LISTED RECORDS:

********

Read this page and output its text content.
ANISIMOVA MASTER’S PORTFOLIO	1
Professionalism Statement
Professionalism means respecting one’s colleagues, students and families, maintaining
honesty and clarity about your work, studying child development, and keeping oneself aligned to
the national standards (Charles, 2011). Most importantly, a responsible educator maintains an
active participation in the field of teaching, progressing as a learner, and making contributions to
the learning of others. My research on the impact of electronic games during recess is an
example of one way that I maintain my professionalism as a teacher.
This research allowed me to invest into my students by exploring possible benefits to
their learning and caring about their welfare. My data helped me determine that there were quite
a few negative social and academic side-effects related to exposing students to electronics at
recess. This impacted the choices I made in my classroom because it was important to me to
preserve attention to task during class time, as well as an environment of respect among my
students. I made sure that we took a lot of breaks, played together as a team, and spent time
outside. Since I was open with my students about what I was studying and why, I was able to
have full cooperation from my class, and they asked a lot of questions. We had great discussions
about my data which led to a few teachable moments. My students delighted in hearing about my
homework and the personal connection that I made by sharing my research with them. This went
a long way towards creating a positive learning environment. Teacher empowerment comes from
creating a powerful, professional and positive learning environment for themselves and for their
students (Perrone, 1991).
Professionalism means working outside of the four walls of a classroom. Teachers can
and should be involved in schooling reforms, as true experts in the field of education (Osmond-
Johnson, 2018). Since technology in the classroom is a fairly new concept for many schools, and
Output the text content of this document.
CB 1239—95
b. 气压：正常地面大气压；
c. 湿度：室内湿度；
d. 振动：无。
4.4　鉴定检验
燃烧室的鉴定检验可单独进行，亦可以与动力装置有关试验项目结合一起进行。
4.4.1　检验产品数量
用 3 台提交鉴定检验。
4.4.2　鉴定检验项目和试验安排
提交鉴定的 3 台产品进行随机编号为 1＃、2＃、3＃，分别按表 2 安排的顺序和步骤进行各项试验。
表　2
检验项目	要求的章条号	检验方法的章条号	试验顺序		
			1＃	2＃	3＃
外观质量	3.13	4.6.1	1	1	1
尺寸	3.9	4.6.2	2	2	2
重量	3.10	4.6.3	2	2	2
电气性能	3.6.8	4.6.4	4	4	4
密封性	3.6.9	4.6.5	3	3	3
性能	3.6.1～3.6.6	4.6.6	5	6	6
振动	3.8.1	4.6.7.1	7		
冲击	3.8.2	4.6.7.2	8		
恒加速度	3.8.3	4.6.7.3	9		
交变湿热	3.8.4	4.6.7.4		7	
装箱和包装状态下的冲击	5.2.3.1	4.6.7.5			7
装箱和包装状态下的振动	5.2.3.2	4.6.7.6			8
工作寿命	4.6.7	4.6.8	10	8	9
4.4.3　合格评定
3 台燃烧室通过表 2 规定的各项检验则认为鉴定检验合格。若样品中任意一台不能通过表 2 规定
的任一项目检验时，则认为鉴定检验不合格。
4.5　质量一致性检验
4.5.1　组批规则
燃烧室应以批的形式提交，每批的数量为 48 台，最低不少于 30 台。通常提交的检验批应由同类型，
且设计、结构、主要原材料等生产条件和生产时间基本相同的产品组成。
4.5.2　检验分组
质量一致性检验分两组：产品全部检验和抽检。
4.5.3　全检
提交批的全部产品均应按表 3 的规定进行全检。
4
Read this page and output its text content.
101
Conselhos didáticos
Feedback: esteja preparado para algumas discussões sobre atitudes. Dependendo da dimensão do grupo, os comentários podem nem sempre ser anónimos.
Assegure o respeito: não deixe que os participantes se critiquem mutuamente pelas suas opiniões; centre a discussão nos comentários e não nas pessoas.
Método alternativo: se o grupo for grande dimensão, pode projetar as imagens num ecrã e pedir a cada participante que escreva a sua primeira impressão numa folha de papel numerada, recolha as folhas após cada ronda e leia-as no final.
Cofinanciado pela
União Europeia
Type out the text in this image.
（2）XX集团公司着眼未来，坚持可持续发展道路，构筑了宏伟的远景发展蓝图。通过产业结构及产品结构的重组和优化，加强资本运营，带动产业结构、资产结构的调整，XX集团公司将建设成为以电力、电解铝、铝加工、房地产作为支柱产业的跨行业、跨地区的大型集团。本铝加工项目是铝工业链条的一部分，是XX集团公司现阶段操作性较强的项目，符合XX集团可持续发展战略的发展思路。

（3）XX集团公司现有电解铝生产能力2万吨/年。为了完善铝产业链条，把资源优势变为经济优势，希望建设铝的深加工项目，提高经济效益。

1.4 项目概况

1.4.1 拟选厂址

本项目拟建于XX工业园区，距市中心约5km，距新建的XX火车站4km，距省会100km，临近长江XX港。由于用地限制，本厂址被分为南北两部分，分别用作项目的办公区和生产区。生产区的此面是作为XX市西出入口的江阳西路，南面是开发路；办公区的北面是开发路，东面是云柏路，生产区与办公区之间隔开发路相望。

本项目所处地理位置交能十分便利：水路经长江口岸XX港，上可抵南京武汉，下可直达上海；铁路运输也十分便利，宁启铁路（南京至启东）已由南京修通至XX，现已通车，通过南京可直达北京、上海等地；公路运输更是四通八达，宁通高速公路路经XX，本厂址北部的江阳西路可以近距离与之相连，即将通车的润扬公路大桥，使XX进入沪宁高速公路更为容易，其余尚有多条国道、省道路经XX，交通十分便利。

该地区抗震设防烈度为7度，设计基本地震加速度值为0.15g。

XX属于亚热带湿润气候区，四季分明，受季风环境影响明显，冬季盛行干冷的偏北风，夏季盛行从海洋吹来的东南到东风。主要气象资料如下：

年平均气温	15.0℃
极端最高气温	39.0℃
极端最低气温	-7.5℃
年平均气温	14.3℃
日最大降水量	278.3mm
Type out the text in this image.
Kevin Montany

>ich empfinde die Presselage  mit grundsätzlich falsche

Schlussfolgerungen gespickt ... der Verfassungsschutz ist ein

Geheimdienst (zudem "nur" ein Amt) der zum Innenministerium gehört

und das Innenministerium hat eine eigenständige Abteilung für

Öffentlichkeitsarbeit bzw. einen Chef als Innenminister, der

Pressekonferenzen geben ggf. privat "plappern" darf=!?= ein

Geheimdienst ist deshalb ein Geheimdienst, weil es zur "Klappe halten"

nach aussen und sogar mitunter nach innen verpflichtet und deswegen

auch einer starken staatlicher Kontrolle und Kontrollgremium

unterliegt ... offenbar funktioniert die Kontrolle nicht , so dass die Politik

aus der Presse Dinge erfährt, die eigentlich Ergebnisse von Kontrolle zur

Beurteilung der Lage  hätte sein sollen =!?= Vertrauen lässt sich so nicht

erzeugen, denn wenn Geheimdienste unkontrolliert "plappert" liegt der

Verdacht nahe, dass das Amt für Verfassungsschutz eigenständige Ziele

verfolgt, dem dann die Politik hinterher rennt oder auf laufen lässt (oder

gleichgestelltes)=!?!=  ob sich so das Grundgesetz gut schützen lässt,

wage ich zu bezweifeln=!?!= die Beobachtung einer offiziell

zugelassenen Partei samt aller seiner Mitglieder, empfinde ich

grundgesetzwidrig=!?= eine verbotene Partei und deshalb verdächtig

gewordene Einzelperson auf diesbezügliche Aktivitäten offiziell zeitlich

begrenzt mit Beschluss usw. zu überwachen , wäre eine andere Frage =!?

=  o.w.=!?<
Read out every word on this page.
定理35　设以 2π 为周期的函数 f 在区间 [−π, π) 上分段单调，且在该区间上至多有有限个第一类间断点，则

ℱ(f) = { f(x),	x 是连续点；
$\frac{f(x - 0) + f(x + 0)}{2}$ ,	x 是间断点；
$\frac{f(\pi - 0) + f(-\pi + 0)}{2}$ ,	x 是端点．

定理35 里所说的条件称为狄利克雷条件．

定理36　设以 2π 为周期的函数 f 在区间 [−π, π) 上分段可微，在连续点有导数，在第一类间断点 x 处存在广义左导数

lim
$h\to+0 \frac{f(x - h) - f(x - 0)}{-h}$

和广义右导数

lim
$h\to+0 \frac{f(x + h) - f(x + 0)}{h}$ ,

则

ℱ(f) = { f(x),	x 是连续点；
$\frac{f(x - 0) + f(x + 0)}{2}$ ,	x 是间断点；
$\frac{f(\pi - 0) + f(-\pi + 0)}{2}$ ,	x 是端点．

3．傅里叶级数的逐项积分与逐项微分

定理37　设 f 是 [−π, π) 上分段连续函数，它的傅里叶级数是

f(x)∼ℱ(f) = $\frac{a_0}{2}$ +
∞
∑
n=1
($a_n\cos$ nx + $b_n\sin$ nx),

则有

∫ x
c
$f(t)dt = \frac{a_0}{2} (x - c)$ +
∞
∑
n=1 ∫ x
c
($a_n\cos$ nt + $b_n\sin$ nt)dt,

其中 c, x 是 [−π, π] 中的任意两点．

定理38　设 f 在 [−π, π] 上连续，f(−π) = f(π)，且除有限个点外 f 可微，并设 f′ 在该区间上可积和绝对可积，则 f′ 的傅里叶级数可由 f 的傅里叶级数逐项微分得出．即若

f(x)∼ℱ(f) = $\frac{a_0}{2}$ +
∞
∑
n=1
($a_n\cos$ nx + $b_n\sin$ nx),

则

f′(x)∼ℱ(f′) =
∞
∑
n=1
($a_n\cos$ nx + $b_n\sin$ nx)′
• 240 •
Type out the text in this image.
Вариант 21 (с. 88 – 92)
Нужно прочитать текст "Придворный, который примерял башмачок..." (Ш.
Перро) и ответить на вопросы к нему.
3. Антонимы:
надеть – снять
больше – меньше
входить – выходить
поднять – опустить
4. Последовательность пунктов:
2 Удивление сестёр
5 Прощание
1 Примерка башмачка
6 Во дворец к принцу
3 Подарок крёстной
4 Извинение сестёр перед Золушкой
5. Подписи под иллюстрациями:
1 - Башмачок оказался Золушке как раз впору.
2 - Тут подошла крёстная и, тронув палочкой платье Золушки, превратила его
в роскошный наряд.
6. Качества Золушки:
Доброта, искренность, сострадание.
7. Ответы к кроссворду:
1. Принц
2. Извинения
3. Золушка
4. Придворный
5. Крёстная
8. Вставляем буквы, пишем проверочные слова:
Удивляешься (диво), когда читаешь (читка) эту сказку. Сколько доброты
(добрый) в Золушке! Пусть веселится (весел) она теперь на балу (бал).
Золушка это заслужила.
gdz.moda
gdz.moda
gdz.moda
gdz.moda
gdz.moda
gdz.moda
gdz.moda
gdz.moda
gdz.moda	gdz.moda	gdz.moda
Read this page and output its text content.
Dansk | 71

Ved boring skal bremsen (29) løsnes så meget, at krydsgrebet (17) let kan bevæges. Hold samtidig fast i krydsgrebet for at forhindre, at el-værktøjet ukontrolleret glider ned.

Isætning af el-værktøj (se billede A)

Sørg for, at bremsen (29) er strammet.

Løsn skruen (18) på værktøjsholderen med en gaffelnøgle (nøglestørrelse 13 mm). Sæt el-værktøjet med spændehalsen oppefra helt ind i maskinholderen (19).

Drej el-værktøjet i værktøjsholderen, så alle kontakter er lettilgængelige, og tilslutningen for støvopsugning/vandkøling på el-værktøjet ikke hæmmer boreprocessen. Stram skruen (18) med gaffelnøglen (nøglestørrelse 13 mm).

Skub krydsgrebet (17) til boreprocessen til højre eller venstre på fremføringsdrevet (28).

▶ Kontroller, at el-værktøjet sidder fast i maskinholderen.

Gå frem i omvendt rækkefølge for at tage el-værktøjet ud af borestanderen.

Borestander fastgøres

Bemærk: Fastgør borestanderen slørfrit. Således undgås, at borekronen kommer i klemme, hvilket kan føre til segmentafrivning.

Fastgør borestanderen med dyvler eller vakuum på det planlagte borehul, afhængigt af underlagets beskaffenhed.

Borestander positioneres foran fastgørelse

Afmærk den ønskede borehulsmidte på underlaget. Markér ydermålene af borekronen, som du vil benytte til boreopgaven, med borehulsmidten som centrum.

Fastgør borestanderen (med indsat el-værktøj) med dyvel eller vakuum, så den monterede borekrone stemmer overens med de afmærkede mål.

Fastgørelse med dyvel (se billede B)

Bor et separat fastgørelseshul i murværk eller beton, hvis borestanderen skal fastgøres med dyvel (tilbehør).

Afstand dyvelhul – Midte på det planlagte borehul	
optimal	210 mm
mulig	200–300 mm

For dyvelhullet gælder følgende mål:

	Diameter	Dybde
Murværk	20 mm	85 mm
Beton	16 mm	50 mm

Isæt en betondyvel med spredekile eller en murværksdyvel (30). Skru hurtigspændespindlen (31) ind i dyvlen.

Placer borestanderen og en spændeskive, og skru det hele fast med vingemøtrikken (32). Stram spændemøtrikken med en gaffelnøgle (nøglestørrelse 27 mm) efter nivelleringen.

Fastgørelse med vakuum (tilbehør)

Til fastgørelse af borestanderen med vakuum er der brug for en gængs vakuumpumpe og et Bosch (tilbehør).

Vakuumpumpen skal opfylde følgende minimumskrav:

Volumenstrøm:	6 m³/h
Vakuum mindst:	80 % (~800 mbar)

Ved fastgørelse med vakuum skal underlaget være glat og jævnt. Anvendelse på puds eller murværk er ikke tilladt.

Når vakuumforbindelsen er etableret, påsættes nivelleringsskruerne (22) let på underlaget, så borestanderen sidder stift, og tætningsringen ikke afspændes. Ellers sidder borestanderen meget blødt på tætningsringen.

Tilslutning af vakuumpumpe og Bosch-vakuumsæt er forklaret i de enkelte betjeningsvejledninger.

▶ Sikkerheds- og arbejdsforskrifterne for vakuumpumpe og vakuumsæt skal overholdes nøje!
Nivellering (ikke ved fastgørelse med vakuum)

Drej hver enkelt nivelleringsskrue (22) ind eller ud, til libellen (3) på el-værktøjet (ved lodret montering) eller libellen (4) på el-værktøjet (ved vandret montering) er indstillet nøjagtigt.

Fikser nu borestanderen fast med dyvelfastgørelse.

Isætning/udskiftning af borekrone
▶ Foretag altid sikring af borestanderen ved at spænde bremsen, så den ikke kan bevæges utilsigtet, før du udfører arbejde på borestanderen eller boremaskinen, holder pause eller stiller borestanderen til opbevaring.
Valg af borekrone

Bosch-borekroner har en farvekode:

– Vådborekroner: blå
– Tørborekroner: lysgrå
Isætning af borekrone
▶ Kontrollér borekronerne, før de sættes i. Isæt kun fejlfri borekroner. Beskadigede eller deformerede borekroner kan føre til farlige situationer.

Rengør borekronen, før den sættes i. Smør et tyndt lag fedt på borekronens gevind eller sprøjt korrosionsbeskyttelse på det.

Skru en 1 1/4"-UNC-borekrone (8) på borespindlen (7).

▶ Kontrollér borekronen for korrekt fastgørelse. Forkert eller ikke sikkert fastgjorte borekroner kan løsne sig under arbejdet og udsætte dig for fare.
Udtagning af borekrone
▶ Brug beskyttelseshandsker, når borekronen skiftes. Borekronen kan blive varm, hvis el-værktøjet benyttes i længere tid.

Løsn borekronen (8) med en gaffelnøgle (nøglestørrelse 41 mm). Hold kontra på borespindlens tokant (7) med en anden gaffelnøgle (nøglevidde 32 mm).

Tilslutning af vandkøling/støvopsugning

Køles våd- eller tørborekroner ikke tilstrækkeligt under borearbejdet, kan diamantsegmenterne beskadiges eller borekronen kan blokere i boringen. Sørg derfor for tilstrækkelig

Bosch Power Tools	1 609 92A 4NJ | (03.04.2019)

********

INSTRUCTIONS FOR THE TASK:
Check every line of the material for the string "Золушке" and give the number of lines that have it, without anything else.

EXERCISE ANSWER:
2